* **Task brief**
Copy every record below exactly.

===== Material to process

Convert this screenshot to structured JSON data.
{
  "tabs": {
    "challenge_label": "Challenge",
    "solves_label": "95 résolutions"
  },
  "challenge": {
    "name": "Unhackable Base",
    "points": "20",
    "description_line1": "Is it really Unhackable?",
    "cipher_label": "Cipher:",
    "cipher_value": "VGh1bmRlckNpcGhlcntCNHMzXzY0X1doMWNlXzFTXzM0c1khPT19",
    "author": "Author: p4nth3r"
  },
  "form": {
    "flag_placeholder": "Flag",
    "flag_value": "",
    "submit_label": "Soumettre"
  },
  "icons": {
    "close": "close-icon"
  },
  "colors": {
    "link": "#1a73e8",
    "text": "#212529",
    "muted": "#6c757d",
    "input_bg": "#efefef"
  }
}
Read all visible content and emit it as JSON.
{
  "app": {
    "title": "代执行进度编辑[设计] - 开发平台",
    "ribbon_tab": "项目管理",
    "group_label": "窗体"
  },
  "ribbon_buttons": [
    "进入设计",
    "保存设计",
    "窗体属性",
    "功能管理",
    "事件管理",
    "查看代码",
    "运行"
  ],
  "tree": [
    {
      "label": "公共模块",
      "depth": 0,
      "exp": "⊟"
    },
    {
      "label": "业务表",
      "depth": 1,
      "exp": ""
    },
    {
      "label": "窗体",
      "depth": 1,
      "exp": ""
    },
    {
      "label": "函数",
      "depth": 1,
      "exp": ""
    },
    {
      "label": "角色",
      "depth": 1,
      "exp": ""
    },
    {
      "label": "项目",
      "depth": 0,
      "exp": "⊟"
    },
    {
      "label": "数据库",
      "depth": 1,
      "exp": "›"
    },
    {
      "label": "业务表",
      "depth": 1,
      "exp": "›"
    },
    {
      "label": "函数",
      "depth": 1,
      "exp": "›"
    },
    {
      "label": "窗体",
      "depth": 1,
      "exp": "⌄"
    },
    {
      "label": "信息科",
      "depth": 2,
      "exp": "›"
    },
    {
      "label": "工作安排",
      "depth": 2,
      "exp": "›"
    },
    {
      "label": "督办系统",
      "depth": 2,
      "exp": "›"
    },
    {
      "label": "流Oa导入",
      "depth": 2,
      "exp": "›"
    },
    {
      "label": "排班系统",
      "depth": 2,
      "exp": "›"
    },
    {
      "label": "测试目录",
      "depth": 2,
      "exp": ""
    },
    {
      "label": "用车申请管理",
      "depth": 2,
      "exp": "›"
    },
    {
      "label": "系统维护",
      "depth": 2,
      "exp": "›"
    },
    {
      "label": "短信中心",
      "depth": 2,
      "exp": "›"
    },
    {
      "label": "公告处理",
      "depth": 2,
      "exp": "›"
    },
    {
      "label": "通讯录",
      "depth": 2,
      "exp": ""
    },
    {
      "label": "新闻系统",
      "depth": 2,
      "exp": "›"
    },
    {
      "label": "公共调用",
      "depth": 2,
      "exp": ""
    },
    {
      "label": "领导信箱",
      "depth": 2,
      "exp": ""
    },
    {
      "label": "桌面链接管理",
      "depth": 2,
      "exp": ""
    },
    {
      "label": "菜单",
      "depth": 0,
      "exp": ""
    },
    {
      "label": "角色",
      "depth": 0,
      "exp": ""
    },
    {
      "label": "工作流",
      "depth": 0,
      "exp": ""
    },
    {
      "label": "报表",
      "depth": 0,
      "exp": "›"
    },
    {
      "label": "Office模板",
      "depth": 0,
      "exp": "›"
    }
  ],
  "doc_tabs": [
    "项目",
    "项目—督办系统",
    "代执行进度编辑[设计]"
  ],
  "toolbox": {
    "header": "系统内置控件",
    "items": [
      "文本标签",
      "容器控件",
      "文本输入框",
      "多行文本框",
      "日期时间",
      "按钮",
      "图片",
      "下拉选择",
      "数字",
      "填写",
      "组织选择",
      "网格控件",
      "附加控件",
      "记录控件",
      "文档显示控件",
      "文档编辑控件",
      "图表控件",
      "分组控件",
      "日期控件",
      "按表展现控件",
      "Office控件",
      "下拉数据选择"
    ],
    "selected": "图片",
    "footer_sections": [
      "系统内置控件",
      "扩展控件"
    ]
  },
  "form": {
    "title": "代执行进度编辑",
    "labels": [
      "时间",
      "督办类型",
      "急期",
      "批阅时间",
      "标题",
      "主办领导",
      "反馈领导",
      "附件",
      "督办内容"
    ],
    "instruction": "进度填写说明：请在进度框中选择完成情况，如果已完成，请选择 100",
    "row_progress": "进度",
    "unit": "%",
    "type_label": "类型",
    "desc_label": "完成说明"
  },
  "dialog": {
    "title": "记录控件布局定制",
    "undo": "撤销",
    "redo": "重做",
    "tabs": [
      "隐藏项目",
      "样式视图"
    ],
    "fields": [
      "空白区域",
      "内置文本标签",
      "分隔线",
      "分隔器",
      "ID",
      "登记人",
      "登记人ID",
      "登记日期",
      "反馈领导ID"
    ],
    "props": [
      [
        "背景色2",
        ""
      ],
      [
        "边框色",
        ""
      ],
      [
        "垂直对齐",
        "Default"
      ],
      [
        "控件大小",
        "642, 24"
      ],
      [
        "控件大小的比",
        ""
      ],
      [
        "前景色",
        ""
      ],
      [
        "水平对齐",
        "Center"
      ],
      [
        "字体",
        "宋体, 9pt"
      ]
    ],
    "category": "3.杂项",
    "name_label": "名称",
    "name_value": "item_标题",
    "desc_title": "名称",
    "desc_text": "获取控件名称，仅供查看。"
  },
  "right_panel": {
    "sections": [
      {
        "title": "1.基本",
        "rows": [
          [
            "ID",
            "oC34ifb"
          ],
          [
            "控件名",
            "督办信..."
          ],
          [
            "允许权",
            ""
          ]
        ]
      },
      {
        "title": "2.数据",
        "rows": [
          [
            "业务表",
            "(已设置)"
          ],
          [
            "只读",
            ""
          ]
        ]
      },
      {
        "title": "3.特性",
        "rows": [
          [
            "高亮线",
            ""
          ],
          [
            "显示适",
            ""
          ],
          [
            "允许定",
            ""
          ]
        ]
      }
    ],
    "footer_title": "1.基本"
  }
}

==========

* **Exercise answer**
Convert this screenshot to structured JSON data.
{
  "tabs": {
    "challenge_label": "Challenge",
    "solves_label": "95 résolutions"
  },
  "challenge": {
    "name": "Unhackable Base",
    "points": "20",
    "description_line1": "Is it really Unhackable?",
    "cipher_label": "Cipher:",
    "cipher_value": "VGh1bmRlckNpcGhlcntCNHMzXzY0X1doMWNlXzFTXzM0c1khPT19",
    "author": "Author: p4nth3r"
  },
  "form": {
    "flag_placeholder": "Flag",
    "flag_value": "",
    "submit_label": "Soumettre"
  },
  "icons": {
    "close": "close-icon"
  },
  "colors": {
    "link": "#1a73e8",
    "text": "#212529",
    "muted": "#6c757d",
    "input_bg": "#efefef"
  }
}
Read all visible content and emit it as JSON.
{
  "app": {
    "title": "代执行进度编辑[设计] - 开发平台",
    "ribbon_tab": "项目管理",
    "group_label": "窗体"
  },
  "ribbon_buttons": [
    "进入设计",
    "保存设计",
    "窗体属性",
    "功能管理",
    "事件管理",
    "查看代码",
    "运行"
  ],
  "tree": [
    {
      "label": "公共模块",
      "depth": 0,
      "exp": "⊟"
    },
    {
      "label": "业务表",
      "depth": 1,
      "exp": ""
    },
    {
      "label": "窗体",
      "depth": 1,
      "exp": ""
    },
    {
      "label": "函数",
      "depth": 1,
      "exp": ""
    },
    {
      "label": "角色",
      "depth": 1,
      "exp": ""
    },
    {
      "label": "项目",
      "depth": 0,
      "exp": "⊟"
    },
    {
      "label": "数据库",
      "depth": 1,
      "exp": "›"
    },
    {
      "label": "业务表",
      "depth": 1,
      "exp": "›"
    },
    {
      "label": "函数",
      "depth": 1,
      "exp": "›"
    },
    {
      "label": "窗体",
      "depth": 1,
      "exp": "⌄"
    },
    {
      "label": "信息科",
      "depth": 2,
      "exp": "›"
    },
    {
      "label": "工作安排",
      "depth": 2,
      "exp": "›"
    },
    {
      "label": "督办系统",
      "depth": 2,
      "exp": "›"
    },
    {
      "label": "流Oa导入",
      "depth": 2,
      "exp": "›"
    },
    {
      "label": "排班系统",
      "depth": 2,
      "exp": "›"
    },
    {
      "label": "测试目录",
      "depth": 2,
      "exp": ""
    },
    {
      "label": "用车申请管理",
      "depth": 2,
      "exp": "›"
    },
    {
      "label": "系统维护",
      "depth": 2,
      "exp": "›"
    },
    {
      "label": "短信中心",
      "depth": 2,
      "exp": "›"
    },
    {
      "label": "公告处理",
      "depth": 2,
      "exp": "›"
    },
    {
      "label": "通讯录",
      "depth": 2,
      "exp": ""
    },
    {
      "label": "新闻系统",
      "depth": 2,
      "exp": "›"
    },
    {
      "label": "公共调用",
      "depth": 2,
      "exp": ""
    },
    {
      "label": "领导信箱",
      "depth": 2,
      "exp": ""
    },
    {
      "label": "桌面链接管理",
      "depth": 2,
      "exp": ""
    },
    {
      "label": "菜单",
      "depth": 0,
      "exp": ""
    },
    {
      "label": "角色",
      "depth": 0,
      "exp": ""
    },
    {
      "label": "工作流",
      "depth": 0,
      "exp": ""
    },
    {
      "label": "报表",
      "depth": 0,
      "exp": "›"
    },
    {
      "label": "Office模板",
      "depth": 0,
      "exp": "›"
    }
  ],
  "doc_tabs": [
    "项目",
    "项目—督办系统",
    "代执行进度编辑[设计]"
  ],
  "toolbox": {
    "header": "系统内置控件",
    "items": [
      "文本标签",
      "容器控件",
      "文本输入框",
      "多行文本框",
      "日期时间",
      "按钮",
      "图片",
      "下拉选择",
      "数字",
      "填写",
      "组织选择",
      "网格控件",
      "附加控件",
      "记录控件",
      "文档显示控件",
      "文档编辑控件",
      "图表控件",
      "分组控件",
      "日期控件",
      "按表展现控件",
      "Office控件",
      "下拉数据选择"
    ],
    "selected": "图片",
    "footer_sections": [
      "系统内置控件",
      "扩展控件"
    ]
  },
  "form": {
    "title": "代执行进度编辑",
    "labels": [
      "时间",
      "督办类型",
      "急期",
      "批阅时间",
      "标题",
      "主办领导",
      "反馈领导",
      "附件",
      "督办内容"
    ],
    "instruction": "进度填写说明：请在进度框中选择完成情况，如果已完成，请选择 100",
    "row_progress": "进度",
    "unit": "%",
    "type_label": "类型",
    "desc_label": "完成说明"
  },
  "dialog": {
    "title": "记录控件布局定制",
    "undo": "撤销",
    "redo": "重做",
    "tabs": [
      "隐藏项目",
      "样式视图"
    ],
    "fields": [
      "空白区域",
      "内置文本标签",
      "分隔线",
      "分隔器",
      "ID",
      "登记人",
      "登记人ID",
      "登记日期",
      "反馈领导ID"
    ],
    "props": [
      [
        "背景色2",
        ""
      ],
      [
        "边框色",
        ""
      ],
      [
        "垂直对齐",
        "Default"
      ],
      [
        "控件大小",
        "642, 24"
      ],
      [
        "控件大小的比",
        ""
      ],
      [
        "前景色",
        ""
      ],
      [
        "水平对齐",
        "Center"
      ],
      [
        "字体",
        "宋体, 9pt"
      ]
    ],
    "category": "3.杂项",
    "name_label": "名称",
    "name_value": "item_标题",
    "desc_title": "名称",
    "desc_text": "获取控件名称，仅供查看。"
  },
  "right_panel": {
    "sections": [
      {
        "title": "1.基本",
        "rows": [
          [
            "ID",
            "oC34ifb"
          ],
          [
            "控件名",
            "督办信..."
          ],
          [
            "允许权",
            ""
          ]
        ]
      },
      {
        "title": "2.数据",
        "rows": [
          [
            "业务表",
            "(已设置)"
          ],
          [
            "只读",
            ""
          ]
        ]
      },
      {
        "title": "3.特性",
        "rows": [
          [
            "高亮线",
            ""
          ],
          [
            "显示适",
            ""
          ],
          [
            "允许定",
            ""
          ]
        ]
      }
    ],
    "footer_title": "1.基本"
  }
}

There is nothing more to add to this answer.